═════ TASK INPUT ═════

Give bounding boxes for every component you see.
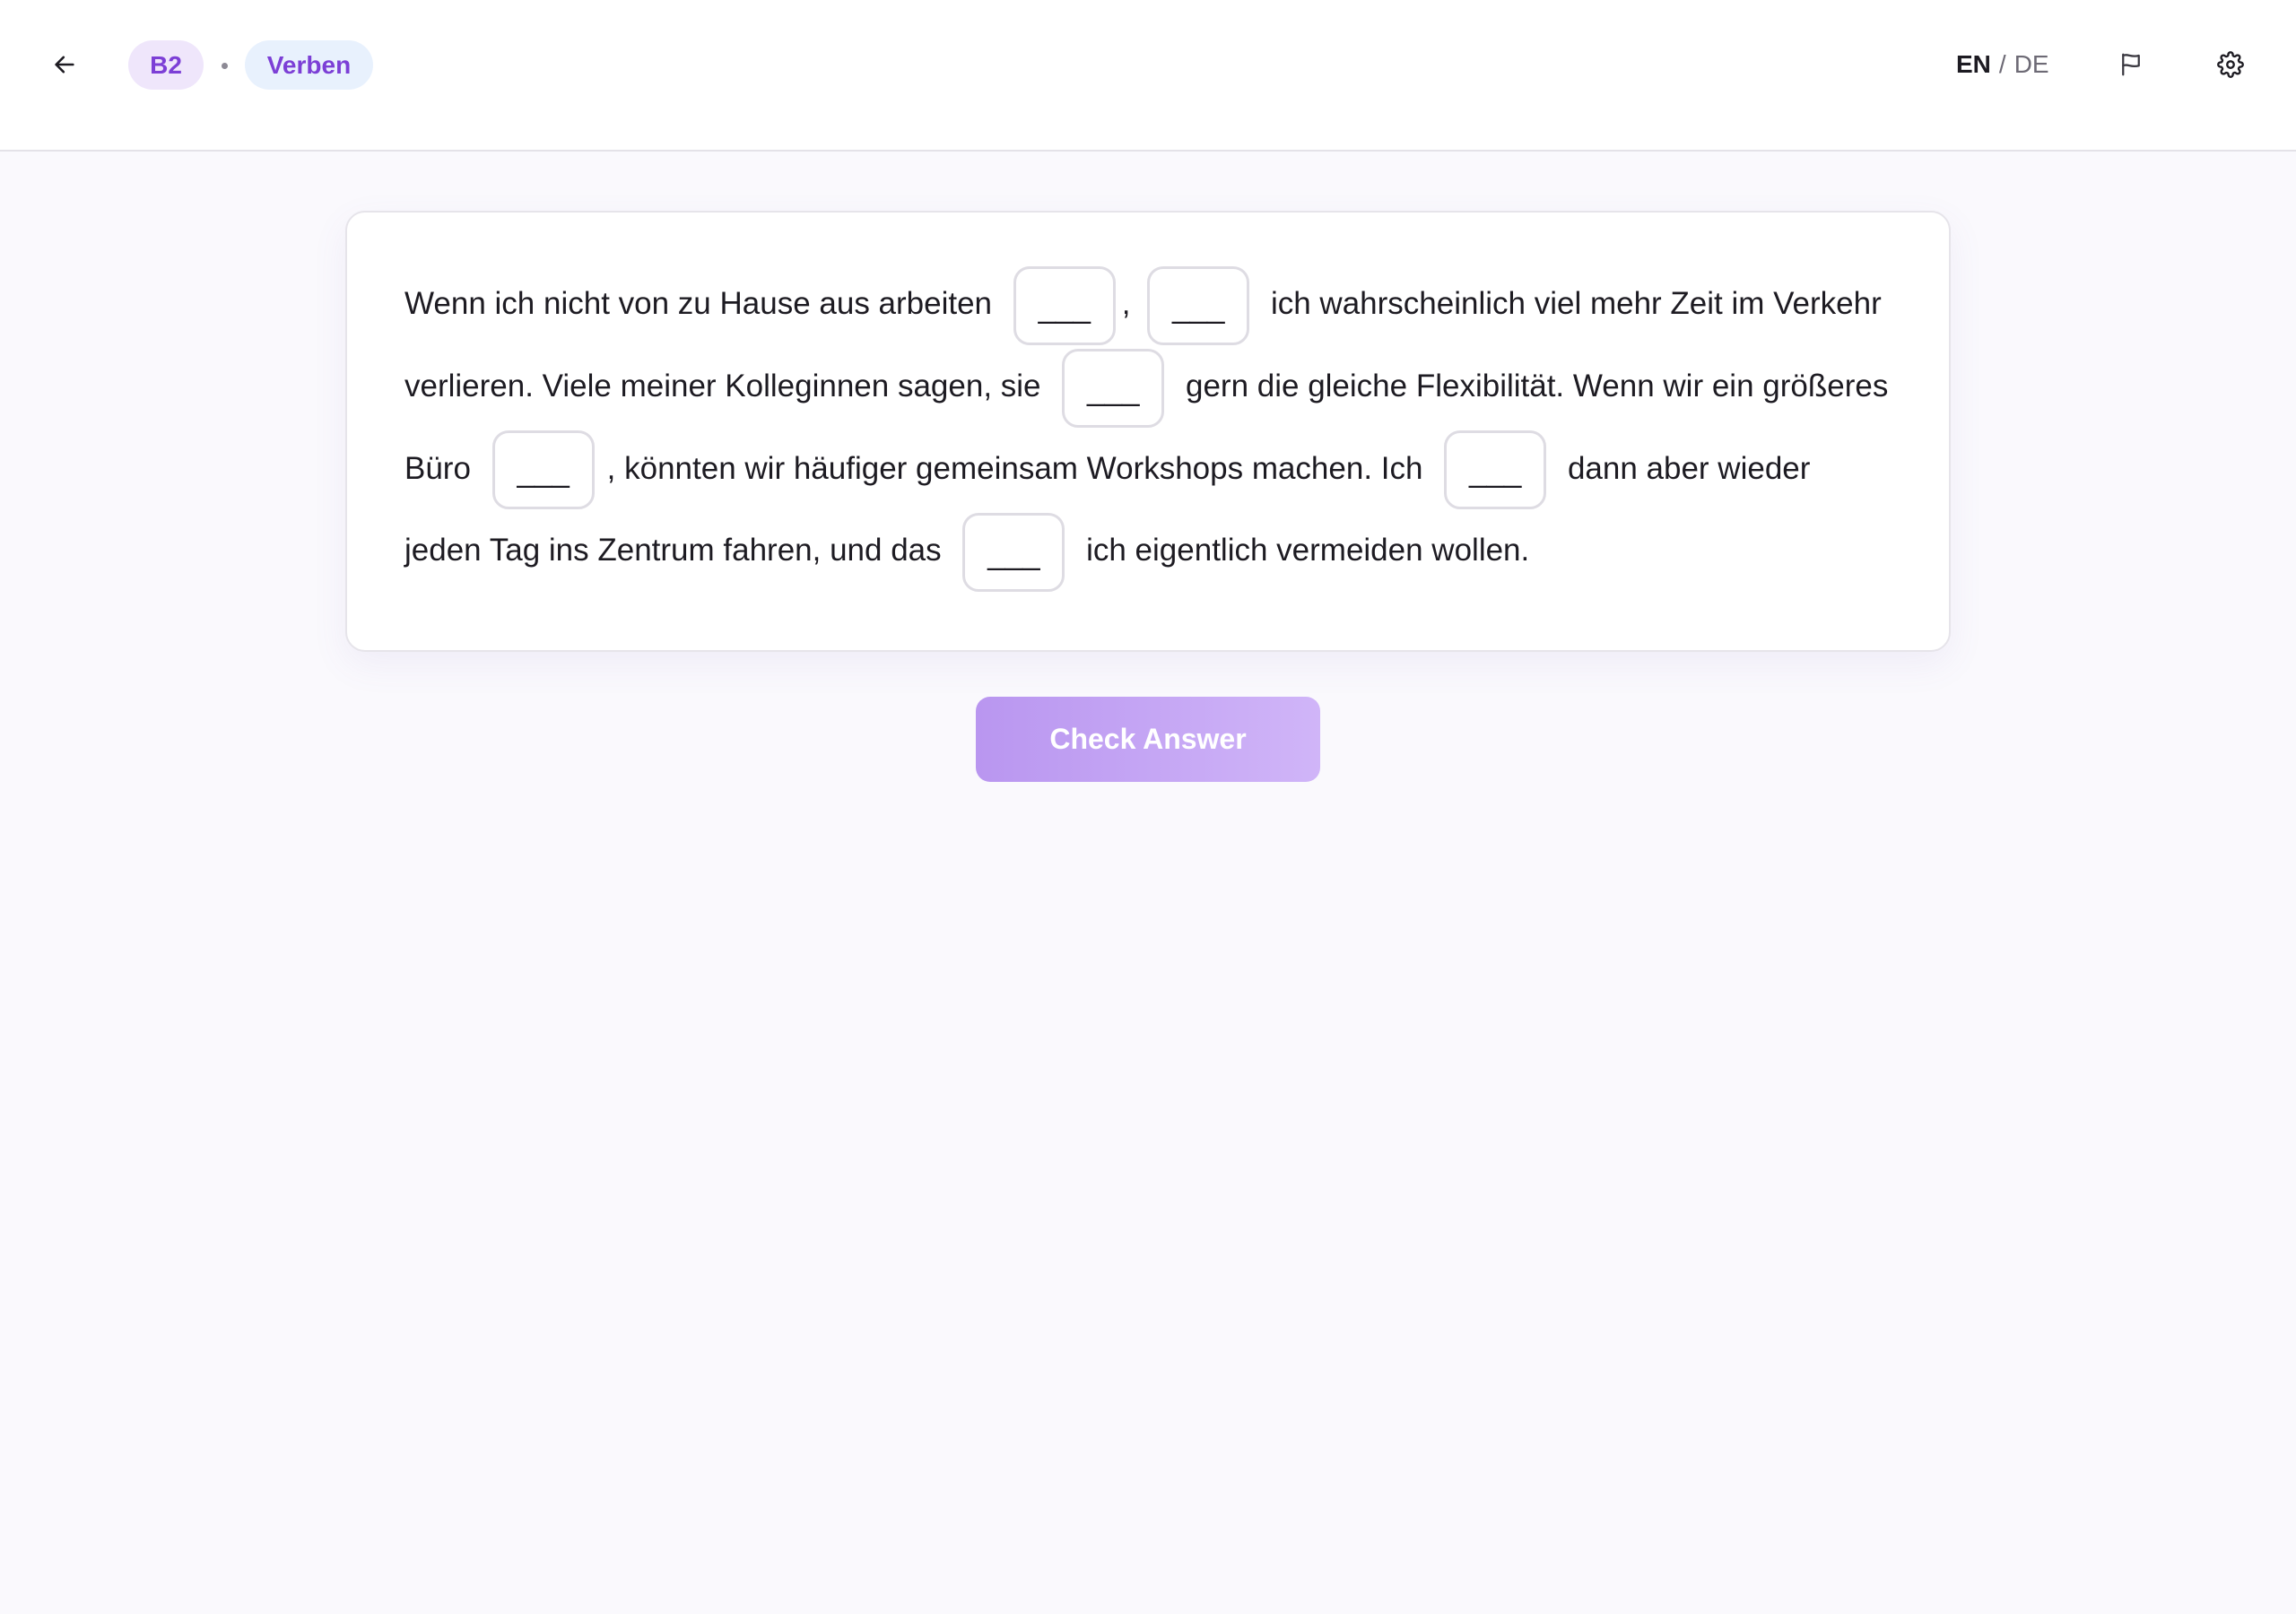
blank-input-1[interactable]: ___ [1013, 265, 1116, 345]
blank-input-6[interactable]: ___ [962, 513, 1065, 592]
report-button[interactable] [2113, 47, 2149, 82]
passage-text: ich eigentlich vermeiden wollen. [1086, 533, 1530, 568]
back-button[interactable] [47, 47, 83, 82]
blank-input-5[interactable]: ___ [1444, 430, 1547, 510]
cloze-passage: Wenn ich nicht von zu Hause aus arbeiten… [404, 263, 1892, 592]
lang-de-option[interactable]: DE [2014, 50, 2049, 79]
language-toggle[interactable]: EN / DE [1956, 47, 2049, 82]
top-bar: B2 Verben EN / DE [0, 0, 2296, 152]
blank-input-2[interactable]: ___ [1147, 265, 1250, 345]
check-answer-button[interactable]: Check Answer [976, 697, 1320, 782]
breadcrumb-separator [222, 63, 228, 69]
lang-en-option[interactable]: EN [1956, 50, 1991, 79]
blank-input-4[interactable]: ___ [491, 430, 595, 510]
flag-icon [2122, 53, 2140, 76]
gear-icon [2217, 51, 2244, 78]
passage-text: , könnten wir häufiger gemeinsam Worksho… [606, 450, 1423, 486]
arrow-left-icon [55, 56, 74, 74]
lang-separator: / [1998, 50, 2006, 78]
settings-button[interactable] [2213, 47, 2248, 82]
topic-badge: Verben [245, 40, 373, 90]
level-badge: B2 [128, 40, 204, 90]
blank-input-3[interactable]: ___ [1062, 348, 1165, 428]
exercise-card: Wenn ich nicht von zu Hause aus arbeiten… [345, 211, 1951, 652]
passage-text: , [1121, 286, 1131, 321]
passage-text: Wenn ich nicht von zu Hause aus arbeiten [404, 286, 993, 321]
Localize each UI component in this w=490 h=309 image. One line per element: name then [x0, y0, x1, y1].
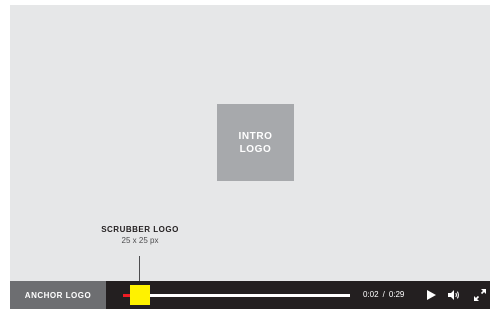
intro-logo-line1: INTRO — [238, 130, 273, 142]
fullscreen-icon[interactable] — [473, 288, 487, 302]
duration: 0:29 — [388, 290, 405, 299]
scrubber-annotation-size: 25 x 25 px — [121, 236, 159, 245]
time-display: 0:02/0:29 — [363, 290, 404, 299]
intro-logo: INTRO LOGO — [217, 104, 294, 181]
intro-logo-line2: LOGO — [239, 143, 272, 155]
scrubber-annotation-title: SCRUBBER LOGO — [101, 225, 179, 234]
scrubber-annotation: SCRUBBER LOGO 25 x 25 px — [94, 224, 186, 247]
anchor-logo-label: ANCHOR LOGO — [24, 290, 92, 300]
volume-icon[interactable] — [447, 288, 461, 302]
time-separator: / — [382, 290, 385, 299]
video-player[interactable]: INTRO LOGO SCRUBBER LOGO 25 x 25 px ANCH… — [10, 5, 490, 309]
anchor-logo: ANCHOR LOGO — [10, 281, 106, 309]
current-time: 0:02 — [363, 290, 379, 299]
play-icon[interactable] — [424, 288, 438, 302]
scrubber-handle[interactable] — [130, 285, 150, 305]
progress-track[interactable] — [123, 294, 350, 297]
control-bar: ANCHOR LOGO 0:02/0:29 — [10, 281, 490, 309]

═════

■ **WHAT YOU WILL DO**:
Return every line above word for word, omitting the pictures.

■ **SOLUTION**:
Give bounding boxes for every component you see.
blank-input-1[interactable]: ___ [1013, 265, 1116, 345]
blank-input-6[interactable]: ___ [962, 513, 1065, 592]
report-button[interactable] [2113, 47, 2149, 82]
passage-text: ich eigentlich vermeiden wollen. [1086, 533, 1530, 568]
back-button[interactable] [47, 47, 83, 82]
blank-input-5[interactable]: ___ [1444, 430, 1547, 510]
cloze-passage: Wenn ich nicht von zu Hause aus arbeiten… [404, 263, 1892, 592]
lang-de-option[interactable]: DE [2014, 50, 2049, 79]
language-toggle[interactable]: EN / DE [1956, 47, 2049, 82]
top-bar: B2 Verben EN / DE [0, 0, 2296, 152]
blank-input-2[interactable]: ___ [1147, 265, 1250, 345]
check-answer-button[interactable]: Check Answer [976, 697, 1320, 782]
breadcrumb-separator [222, 63, 228, 69]
lang-en-option[interactable]: EN [1956, 50, 1991, 79]
blank-input-4[interactable]: ___ [491, 430, 595, 510]
flag-icon [2122, 53, 2140, 76]
gear-icon [2217, 51, 2244, 78]
passage-text: , könnten wir häufiger gemeinsam Worksho… [606, 450, 1423, 486]
arrow-left-icon [55, 56, 74, 74]
lang-separator: / [1998, 50, 2006, 78]
settings-button[interactable] [2213, 47, 2248, 82]
topic-badge: Verben [245, 40, 373, 90]
level-badge: B2 [128, 40, 204, 90]
blank-input-3[interactable]: ___ [1062, 348, 1165, 428]
exercise-card: Wenn ich nicht von zu Hause aus arbeiten… [345, 211, 1951, 652]
passage-text: , [1121, 286, 1131, 321]
passage-text: Wenn ich nicht von zu Hause aus arbeiten [404, 286, 993, 321]
Localize each UI component in this w=490 h=309 image. One line per element: name then [x0, y0, x1, y1].
intro-logo-line1: INTRO — [238, 130, 273, 142]
fullscreen-icon[interactable] — [473, 288, 487, 302]
duration: 0:29 — [388, 290, 405, 299]
scrubber-annotation-size: 25 x 25 px — [121, 236, 159, 245]
time-display: 0:02/0:29 — [363, 290, 404, 299]
intro-logo: INTRO LOGO — [217, 104, 294, 181]
intro-logo-line2: LOGO — [239, 143, 272, 155]
scrubber-annotation-title: SCRUBBER LOGO — [101, 225, 179, 234]
scrubber-annotation: SCRUBBER LOGO 25 x 25 px — [94, 224, 186, 247]
anchor-logo-label: ANCHOR LOGO — [24, 290, 92, 300]
volume-icon[interactable] — [447, 288, 461, 302]
time-separator: / — [382, 290, 385, 299]
video-player[interactable]: INTRO LOGO SCRUBBER LOGO 25 x 25 px ANCH… — [10, 5, 490, 309]
anchor-logo: ANCHOR LOGO — [10, 281, 106, 309]
current-time: 0:02 — [363, 290, 379, 299]
play-icon[interactable] — [424, 288, 438, 302]
scrubber-handle[interactable] — [130, 285, 150, 305]
progress-track[interactable] — [123, 294, 350, 297]
control-bar: ANCHOR LOGO 0:02/0:29 — [10, 281, 490, 309]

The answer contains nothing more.